**Written request**
Filter the data for lines with the word "Support", then copy every line so identified.

**Data entries**
══════════

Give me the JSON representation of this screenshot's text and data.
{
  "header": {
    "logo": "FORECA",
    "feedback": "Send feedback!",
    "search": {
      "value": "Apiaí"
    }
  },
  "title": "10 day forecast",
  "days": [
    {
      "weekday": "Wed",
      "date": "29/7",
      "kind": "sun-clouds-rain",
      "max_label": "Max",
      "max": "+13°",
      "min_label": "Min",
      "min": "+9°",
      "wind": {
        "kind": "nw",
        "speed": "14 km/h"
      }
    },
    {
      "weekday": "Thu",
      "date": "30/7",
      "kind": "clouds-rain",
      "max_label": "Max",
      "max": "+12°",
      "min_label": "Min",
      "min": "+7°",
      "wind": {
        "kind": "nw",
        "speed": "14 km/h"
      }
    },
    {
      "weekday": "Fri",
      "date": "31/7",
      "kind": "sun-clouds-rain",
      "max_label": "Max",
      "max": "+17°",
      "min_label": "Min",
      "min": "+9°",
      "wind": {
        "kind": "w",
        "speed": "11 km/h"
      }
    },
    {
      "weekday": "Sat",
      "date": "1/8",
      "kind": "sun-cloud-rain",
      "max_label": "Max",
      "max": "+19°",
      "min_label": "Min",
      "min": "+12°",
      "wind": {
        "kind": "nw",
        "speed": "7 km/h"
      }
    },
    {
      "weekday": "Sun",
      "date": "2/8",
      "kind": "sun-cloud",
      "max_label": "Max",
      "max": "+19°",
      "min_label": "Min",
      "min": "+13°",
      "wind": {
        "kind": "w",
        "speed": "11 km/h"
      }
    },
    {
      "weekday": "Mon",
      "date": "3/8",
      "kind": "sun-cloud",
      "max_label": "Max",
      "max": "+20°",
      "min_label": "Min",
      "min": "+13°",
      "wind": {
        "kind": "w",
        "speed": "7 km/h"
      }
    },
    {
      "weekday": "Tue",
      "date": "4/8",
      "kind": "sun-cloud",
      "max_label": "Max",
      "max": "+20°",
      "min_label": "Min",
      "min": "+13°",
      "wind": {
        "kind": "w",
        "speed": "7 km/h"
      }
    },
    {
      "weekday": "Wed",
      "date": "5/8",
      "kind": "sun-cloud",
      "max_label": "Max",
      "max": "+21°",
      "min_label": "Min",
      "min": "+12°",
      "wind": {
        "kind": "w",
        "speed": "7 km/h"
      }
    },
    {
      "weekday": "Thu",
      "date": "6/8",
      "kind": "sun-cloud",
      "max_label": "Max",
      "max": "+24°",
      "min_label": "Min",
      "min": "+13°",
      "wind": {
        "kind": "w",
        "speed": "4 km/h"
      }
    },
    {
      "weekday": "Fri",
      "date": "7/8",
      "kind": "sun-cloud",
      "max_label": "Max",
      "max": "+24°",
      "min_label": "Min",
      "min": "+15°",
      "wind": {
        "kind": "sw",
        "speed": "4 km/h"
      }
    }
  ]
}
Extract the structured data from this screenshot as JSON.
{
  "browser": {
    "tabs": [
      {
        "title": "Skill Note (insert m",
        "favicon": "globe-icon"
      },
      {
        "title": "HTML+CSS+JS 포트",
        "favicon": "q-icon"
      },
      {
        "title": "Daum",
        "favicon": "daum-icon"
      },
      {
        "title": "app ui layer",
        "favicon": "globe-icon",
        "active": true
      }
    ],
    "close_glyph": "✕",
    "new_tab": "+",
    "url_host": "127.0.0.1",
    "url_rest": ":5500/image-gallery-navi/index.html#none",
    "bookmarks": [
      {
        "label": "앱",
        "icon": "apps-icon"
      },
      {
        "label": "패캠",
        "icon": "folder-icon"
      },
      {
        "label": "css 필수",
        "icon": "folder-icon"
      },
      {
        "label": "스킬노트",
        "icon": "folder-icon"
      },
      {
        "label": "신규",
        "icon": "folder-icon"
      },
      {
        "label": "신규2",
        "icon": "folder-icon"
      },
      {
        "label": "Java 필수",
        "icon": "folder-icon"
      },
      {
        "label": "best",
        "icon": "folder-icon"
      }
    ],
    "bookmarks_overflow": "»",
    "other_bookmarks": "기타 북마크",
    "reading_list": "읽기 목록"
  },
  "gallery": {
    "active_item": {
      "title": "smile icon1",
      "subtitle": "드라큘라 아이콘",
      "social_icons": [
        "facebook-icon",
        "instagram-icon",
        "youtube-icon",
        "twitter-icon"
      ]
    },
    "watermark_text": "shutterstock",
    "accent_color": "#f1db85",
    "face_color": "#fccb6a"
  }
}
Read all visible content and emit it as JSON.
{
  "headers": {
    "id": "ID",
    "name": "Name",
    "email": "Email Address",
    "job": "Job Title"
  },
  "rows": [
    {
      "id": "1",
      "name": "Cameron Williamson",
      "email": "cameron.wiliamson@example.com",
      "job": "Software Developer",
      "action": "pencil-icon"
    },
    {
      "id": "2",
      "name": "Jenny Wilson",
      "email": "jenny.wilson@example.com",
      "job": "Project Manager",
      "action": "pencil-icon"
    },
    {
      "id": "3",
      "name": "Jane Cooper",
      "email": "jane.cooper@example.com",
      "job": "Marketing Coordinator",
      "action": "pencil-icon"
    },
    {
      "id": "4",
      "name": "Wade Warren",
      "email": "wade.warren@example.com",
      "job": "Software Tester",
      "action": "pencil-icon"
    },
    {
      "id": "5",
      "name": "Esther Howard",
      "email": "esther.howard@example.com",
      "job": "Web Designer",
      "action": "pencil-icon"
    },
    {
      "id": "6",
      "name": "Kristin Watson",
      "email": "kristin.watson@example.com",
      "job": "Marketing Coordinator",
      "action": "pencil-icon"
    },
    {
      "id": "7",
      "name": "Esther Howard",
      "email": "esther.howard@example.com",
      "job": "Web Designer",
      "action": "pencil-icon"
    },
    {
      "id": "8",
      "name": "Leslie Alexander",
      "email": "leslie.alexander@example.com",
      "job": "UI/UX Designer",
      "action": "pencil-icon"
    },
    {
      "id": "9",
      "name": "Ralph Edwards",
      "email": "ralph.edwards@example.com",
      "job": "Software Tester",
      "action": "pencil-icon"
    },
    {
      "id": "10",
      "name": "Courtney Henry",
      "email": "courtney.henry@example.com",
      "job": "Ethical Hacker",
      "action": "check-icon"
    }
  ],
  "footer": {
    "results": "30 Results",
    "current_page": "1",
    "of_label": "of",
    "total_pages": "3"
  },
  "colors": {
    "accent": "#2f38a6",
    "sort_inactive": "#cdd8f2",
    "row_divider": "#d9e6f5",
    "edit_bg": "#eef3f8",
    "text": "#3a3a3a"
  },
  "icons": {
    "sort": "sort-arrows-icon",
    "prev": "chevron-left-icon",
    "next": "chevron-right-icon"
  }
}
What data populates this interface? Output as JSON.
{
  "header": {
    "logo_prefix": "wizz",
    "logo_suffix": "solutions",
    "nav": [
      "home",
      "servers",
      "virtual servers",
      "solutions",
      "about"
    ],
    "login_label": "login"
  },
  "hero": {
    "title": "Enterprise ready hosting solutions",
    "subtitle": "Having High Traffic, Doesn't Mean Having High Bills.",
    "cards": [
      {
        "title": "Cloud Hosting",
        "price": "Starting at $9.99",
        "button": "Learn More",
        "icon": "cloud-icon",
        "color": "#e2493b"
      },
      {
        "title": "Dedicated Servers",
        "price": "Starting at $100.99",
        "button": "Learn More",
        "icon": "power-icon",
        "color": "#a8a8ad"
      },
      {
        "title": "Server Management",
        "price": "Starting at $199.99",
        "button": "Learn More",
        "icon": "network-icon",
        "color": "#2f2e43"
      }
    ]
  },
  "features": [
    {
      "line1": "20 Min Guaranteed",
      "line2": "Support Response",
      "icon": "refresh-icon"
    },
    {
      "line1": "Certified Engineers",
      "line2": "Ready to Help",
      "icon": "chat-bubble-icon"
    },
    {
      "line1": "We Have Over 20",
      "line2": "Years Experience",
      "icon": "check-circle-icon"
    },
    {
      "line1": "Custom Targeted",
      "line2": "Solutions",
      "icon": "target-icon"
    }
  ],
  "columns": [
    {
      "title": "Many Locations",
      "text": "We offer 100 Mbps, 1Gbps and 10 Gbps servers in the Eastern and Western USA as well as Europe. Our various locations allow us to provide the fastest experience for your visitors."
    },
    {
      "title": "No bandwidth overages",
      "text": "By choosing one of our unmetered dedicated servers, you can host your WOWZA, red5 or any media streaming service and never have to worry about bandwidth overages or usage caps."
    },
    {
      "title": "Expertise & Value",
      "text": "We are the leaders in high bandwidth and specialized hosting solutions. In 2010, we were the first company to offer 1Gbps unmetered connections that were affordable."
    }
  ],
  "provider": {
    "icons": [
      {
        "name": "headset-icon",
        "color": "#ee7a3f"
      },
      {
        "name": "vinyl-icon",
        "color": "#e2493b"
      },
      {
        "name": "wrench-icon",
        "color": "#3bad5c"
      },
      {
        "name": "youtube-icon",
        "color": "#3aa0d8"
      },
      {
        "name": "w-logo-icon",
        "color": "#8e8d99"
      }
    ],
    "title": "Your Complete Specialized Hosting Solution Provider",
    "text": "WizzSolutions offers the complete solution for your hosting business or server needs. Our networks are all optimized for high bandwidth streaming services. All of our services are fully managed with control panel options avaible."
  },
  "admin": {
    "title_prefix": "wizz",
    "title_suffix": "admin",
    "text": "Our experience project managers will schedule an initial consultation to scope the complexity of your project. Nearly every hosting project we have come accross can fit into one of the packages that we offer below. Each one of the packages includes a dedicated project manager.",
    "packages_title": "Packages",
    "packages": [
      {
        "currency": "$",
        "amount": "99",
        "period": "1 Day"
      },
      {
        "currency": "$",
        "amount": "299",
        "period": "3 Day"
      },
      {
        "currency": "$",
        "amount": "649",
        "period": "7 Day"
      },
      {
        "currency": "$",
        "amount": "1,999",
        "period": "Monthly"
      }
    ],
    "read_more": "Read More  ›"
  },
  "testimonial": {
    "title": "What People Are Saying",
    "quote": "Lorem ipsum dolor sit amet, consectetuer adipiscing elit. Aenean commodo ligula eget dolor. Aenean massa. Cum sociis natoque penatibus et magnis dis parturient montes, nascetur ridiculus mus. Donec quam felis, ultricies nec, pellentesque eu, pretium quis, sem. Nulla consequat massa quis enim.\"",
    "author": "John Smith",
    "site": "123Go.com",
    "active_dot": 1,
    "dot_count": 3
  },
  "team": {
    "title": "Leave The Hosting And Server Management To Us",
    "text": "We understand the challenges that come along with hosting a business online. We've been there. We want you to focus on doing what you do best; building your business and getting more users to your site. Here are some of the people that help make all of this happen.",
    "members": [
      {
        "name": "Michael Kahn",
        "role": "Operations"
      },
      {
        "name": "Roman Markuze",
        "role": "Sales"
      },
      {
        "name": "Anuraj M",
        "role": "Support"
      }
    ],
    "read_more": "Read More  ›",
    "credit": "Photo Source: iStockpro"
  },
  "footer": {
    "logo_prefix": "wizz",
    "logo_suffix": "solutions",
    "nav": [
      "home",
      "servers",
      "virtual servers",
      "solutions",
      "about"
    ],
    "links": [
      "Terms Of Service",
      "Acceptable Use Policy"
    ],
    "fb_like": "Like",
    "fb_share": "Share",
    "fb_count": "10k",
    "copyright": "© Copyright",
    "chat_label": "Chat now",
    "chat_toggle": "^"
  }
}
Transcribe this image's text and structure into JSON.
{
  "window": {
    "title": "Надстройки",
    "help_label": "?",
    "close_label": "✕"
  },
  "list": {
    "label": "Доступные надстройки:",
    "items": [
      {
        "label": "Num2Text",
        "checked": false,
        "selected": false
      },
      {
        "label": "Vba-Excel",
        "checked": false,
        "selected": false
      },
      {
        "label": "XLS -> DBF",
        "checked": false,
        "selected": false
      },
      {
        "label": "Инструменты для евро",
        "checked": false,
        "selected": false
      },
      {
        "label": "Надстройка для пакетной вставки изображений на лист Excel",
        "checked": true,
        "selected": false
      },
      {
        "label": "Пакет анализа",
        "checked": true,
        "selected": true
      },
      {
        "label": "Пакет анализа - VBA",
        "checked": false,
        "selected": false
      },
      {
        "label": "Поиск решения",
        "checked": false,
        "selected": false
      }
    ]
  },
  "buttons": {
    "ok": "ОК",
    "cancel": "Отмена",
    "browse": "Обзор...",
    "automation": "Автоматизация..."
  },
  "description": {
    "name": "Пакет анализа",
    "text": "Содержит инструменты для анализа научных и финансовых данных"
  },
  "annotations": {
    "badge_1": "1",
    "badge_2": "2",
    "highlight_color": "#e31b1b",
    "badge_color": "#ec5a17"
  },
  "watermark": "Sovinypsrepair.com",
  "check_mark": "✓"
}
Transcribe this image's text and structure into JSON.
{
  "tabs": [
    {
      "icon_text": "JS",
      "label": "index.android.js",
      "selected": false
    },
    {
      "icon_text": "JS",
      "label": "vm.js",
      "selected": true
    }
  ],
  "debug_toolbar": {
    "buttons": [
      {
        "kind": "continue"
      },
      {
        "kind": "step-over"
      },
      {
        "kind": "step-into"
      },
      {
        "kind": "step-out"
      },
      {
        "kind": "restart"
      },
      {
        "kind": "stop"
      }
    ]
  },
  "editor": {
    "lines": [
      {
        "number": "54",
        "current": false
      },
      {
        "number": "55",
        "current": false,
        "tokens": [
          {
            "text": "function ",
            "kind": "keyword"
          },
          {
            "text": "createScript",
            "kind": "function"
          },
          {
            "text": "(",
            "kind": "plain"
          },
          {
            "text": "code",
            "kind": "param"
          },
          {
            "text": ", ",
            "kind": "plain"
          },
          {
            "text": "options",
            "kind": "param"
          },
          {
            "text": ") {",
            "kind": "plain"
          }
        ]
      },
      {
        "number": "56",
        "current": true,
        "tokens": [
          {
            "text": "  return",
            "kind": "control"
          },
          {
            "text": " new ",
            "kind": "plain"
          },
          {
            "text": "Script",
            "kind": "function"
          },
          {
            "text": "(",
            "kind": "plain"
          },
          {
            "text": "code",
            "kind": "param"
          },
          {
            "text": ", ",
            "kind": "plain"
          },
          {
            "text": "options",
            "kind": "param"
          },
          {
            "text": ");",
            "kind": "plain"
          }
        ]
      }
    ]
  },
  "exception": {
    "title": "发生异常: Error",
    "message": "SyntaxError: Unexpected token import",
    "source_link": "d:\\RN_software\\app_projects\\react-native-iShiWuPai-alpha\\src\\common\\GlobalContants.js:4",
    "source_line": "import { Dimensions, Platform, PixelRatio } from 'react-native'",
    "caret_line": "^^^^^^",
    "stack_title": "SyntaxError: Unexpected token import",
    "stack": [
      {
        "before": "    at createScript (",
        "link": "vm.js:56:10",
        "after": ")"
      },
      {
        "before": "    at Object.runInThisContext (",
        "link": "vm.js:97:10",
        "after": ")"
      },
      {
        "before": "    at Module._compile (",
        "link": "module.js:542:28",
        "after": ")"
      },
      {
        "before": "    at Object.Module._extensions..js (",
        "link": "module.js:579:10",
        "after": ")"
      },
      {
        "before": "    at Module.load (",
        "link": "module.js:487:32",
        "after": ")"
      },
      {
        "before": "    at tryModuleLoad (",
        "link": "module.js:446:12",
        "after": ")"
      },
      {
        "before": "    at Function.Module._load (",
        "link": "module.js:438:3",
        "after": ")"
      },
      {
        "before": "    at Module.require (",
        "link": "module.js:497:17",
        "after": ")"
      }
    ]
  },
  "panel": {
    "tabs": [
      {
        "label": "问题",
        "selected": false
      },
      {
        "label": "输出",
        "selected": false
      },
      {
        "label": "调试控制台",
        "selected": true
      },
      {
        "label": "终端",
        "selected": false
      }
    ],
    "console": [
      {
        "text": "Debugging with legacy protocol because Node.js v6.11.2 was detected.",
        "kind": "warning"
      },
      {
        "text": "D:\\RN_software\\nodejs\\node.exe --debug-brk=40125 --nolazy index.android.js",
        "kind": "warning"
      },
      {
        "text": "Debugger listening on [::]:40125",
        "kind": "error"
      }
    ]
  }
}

══════════

**Response**
      "line2": "Support Response",
        "role": "Support"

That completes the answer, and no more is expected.